-- START Data shown --

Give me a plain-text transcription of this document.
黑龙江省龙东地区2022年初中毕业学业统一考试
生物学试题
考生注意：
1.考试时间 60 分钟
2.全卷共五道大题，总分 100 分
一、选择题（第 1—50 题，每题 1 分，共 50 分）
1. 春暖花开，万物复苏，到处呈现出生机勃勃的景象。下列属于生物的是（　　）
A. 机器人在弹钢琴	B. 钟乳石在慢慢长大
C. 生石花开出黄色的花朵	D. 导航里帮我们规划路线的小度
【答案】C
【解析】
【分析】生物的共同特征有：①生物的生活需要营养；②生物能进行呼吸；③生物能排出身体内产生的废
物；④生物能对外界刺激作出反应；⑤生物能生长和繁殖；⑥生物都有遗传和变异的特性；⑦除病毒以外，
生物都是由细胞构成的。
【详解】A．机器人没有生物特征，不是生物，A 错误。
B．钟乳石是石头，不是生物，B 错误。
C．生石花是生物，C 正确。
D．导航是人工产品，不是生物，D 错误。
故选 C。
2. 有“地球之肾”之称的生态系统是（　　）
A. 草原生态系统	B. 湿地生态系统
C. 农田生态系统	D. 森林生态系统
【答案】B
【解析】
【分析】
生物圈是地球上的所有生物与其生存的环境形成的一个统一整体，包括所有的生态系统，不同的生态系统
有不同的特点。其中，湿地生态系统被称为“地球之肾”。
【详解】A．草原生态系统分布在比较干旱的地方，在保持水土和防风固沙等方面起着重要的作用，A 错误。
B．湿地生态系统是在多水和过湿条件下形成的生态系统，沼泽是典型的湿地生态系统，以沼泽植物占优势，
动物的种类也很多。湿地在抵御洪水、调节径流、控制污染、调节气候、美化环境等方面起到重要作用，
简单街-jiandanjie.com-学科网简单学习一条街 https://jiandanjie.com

-- END Data shown --

▶ [Goal]
Every line in the data above that contains "不是生物" needs to be copied.

▶ [Answer to this task]
【详解】A．机器人没有生物特征，不是生物，A 错误。
B．钟乳石是石头，不是生物，B 错误。
D．导航是人工产品，不是生物，D 错误。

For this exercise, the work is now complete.